Supplied data:
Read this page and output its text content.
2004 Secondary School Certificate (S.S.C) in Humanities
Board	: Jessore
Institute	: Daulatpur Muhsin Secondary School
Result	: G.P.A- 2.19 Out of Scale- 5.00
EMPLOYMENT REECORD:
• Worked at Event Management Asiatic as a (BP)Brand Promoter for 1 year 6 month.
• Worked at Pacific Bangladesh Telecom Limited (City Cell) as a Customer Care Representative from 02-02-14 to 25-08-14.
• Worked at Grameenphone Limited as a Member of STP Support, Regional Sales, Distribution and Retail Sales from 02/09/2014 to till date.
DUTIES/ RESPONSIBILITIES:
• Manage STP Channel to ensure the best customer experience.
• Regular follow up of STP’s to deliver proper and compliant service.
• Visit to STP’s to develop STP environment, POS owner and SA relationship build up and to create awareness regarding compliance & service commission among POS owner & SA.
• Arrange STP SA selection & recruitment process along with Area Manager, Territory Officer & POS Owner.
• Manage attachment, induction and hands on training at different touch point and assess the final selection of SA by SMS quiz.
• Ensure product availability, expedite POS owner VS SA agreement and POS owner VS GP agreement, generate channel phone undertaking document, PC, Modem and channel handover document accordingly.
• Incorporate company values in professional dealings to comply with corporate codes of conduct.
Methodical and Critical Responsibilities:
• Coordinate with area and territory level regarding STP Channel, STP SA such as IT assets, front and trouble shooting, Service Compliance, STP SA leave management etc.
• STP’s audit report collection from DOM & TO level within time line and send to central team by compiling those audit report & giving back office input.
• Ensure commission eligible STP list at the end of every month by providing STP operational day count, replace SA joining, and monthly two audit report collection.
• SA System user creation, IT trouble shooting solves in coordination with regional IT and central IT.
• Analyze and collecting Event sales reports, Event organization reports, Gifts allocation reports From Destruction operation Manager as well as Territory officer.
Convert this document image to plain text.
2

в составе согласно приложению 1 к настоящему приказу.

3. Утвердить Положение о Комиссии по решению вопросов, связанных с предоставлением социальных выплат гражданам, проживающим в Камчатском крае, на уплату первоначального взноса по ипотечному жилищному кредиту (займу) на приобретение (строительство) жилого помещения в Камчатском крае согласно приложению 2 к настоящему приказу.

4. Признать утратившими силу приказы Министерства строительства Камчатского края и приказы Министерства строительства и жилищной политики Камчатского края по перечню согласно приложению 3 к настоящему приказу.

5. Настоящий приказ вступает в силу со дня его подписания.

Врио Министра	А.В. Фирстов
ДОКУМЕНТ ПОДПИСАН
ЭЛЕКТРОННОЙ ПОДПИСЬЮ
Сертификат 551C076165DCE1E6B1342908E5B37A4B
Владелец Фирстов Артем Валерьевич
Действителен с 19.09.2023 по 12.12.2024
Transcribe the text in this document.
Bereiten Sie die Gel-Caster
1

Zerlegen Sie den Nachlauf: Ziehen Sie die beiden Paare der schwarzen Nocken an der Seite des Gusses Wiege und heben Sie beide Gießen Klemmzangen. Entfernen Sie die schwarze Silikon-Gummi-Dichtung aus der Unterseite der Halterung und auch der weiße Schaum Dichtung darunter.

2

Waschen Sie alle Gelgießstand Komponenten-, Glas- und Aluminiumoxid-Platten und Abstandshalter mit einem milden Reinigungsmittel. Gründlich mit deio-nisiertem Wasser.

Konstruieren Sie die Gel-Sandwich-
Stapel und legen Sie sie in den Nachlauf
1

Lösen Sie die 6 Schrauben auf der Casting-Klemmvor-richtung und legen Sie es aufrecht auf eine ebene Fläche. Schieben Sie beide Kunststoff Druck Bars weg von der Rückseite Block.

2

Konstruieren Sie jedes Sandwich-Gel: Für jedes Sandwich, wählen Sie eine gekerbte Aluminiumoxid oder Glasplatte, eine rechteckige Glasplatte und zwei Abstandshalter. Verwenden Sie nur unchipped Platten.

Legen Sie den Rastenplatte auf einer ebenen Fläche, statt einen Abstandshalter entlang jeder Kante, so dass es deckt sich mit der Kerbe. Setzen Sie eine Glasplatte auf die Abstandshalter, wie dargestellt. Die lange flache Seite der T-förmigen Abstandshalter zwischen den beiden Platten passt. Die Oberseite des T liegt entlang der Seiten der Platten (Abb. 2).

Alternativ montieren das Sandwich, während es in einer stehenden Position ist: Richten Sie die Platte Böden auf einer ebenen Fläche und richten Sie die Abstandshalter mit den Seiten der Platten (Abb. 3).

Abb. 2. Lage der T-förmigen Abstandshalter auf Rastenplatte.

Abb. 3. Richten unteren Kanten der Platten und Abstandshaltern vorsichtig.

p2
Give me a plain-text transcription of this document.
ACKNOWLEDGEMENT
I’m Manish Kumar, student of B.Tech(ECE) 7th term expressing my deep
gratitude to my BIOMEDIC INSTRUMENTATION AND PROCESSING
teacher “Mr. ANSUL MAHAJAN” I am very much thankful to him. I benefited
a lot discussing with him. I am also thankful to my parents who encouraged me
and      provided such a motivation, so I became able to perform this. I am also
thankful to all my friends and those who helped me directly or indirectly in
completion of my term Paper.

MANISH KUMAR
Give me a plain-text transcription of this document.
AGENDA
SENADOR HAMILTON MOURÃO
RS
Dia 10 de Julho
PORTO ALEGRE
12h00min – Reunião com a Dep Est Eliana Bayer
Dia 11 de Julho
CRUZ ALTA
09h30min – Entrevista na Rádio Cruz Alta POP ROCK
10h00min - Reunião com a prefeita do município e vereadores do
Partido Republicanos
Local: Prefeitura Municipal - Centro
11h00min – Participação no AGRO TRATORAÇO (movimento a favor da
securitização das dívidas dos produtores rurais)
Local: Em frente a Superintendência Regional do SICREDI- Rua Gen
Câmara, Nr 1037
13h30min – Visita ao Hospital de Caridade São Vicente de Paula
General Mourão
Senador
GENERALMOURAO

Instructions to follow: Exactly as written above, please repeat the entries.

Finished exercise:
Read this page and output its text content.
2004 Secondary School Certificate (S.S.C) in Humanities
Board	: Jessore
Institute	: Daulatpur Muhsin Secondary School
Result	: G.P.A- 2.19 Out of Scale- 5.00
EMPLOYMENT REECORD:
• Worked at Event Management Asiatic as a (BP)Brand Promoter for 1 year 6 month.
• Worked at Pacific Bangladesh Telecom Limited (City Cell) as a Customer Care Representative from 02-02-14 to 25-08-14.
• Worked at Grameenphone Limited as a Member of STP Support, Regional Sales, Distribution and Retail Sales from 02/09/2014 to till date.
DUTIES/ RESPONSIBILITIES:
• Manage STP Channel to ensure the best customer experience.
• Regular follow up of STP’s to deliver proper and compliant service.
• Visit to STP’s to develop STP environment, POS owner and SA relationship build up and to create awareness regarding compliance & service commission among POS owner & SA.
• Arrange STP SA selection & recruitment process along with Area Manager, Territory Officer & POS Owner.
• Manage attachment, induction and hands on training at different touch point and assess the final selection of SA by SMS quiz.
• Ensure product availability, expedite POS owner VS SA agreement and POS owner VS GP agreement, generate channel phone undertaking document, PC, Modem and channel handover document accordingly.
• Incorporate company values in professional dealings to comply with corporate codes of conduct.
Methodical and Critical Responsibilities:
• Coordinate with area and territory level regarding STP Channel, STP SA such as IT assets, front and trouble shooting, Service Compliance, STP SA leave management etc.
• STP’s audit report collection from DOM & TO level within time line and send to central team by compiling those audit report & giving back office input.
• Ensure commission eligible STP list at the end of every month by providing STP operational day count, replace SA joining, and monthly two audit report collection.
• SA System user creation, IT trouble shooting solves in coordination with regional IT and central IT.
• Analyze and collecting Event sales reports, Event organization reports, Gifts allocation reports From Destruction operation Manager as well as Territory officer.
Convert this document image to plain text.
2

в составе согласно приложению 1 к настоящему приказу.

3. Утвердить Положение о Комиссии по решению вопросов, связанных с предоставлением социальных выплат гражданам, проживающим в Камчатском крае, на уплату первоначального взноса по ипотечному жилищному кредиту (займу) на приобретение (строительство) жилого помещения в Камчатском крае согласно приложению 2 к настоящему приказу.

4. Признать утратившими силу приказы Министерства строительства Камчатского края и приказы Министерства строительства и жилищной политики Камчатского края по перечню согласно приложению 3 к настоящему приказу.

5. Настоящий приказ вступает в силу со дня его подписания.

Врио Министра	А.В. Фирстов
ДОКУМЕНТ ПОДПИСАН
ЭЛЕКТРОННОЙ ПОДПИСЬЮ
Сертификат 551C076165DCE1E6B1342908E5B37A4B
Владелец Фирстов Артем Валерьевич
Действителен с 19.09.2023 по 12.12.2024
Transcribe the text in this document.
Bereiten Sie die Gel-Caster
1

Zerlegen Sie den Nachlauf: Ziehen Sie die beiden Paare der schwarzen Nocken an der Seite des Gusses Wiege und heben Sie beide Gießen Klemmzangen. Entfernen Sie die schwarze Silikon-Gummi-Dichtung aus der Unterseite der Halterung und auch der weiße Schaum Dichtung darunter.

2

Waschen Sie alle Gelgießstand Komponenten-, Glas- und Aluminiumoxid-Platten und Abstandshalter mit einem milden Reinigungsmittel. Gründlich mit deio-nisiertem Wasser.

Konstruieren Sie die Gel-Sandwich-
Stapel und legen Sie sie in den Nachlauf
1

Lösen Sie die 6 Schrauben auf der Casting-Klemmvor-richtung und legen Sie es aufrecht auf eine ebene Fläche. Schieben Sie beide Kunststoff Druck Bars weg von der Rückseite Block.

2

Konstruieren Sie jedes Sandwich-Gel: Für jedes Sandwich, wählen Sie eine gekerbte Aluminiumoxid oder Glasplatte, eine rechteckige Glasplatte und zwei Abstandshalter. Verwenden Sie nur unchipped Platten.

Legen Sie den Rastenplatte auf einer ebenen Fläche, statt einen Abstandshalter entlang jeder Kante, so dass es deckt sich mit der Kerbe. Setzen Sie eine Glasplatte auf die Abstandshalter, wie dargestellt. Die lange flache Seite der T-förmigen Abstandshalter zwischen den beiden Platten passt. Die Oberseite des T liegt entlang der Seiten der Platten (Abb. 2).

Alternativ montieren das Sandwich, während es in einer stehenden Position ist: Richten Sie die Platte Böden auf einer ebenen Fläche und richten Sie die Abstandshalter mit den Seiten der Platten (Abb. 3).

Abb. 2. Lage der T-förmigen Abstandshalter auf Rastenplatte.

Abb. 3. Richten unteren Kanten der Platten und Abstandshaltern vorsichtig.

p2
Give me a plain-text transcription of this document.
ACKNOWLEDGEMENT
I’m Manish Kumar, student of B.Tech(ECE) 7th term expressing my deep
gratitude to my BIOMEDIC INSTRUMENTATION AND PROCESSING
teacher “Mr. ANSUL MAHAJAN” I am very much thankful to him. I benefited
a lot discussing with him. I am also thankful to my parents who encouraged me
and      provided such a motivation, so I became able to perform this. I am also
thankful to all my friends and those who helped me directly or indirectly in
completion of my term Paper.

MANISH KUMAR
Give me a plain-text transcription of this document.
AGENDA
SENADOR HAMILTON MOURÃO
RS
Dia 10 de Julho
PORTO ALEGRE
12h00min – Reunião com a Dep Est Eliana Bayer
Dia 11 de Julho
CRUZ ALTA
09h30min – Entrevista na Rádio Cruz Alta POP ROCK
10h00min - Reunião com a prefeita do município e vereadores do
Partido Republicanos
Local: Prefeitura Municipal - Centro
11h00min – Participação no AGRO TRATORAÇO (movimento a favor da
securitização das dívidas dos produtores rurais)
Local: Em frente a Superintendência Regional do SICREDI- Rua Gen
Câmara, Nr 1037
13h30min – Visita ao Hospital de Caridade São Vicente de Paula
General Mourão
Senador
GENERALMOURAO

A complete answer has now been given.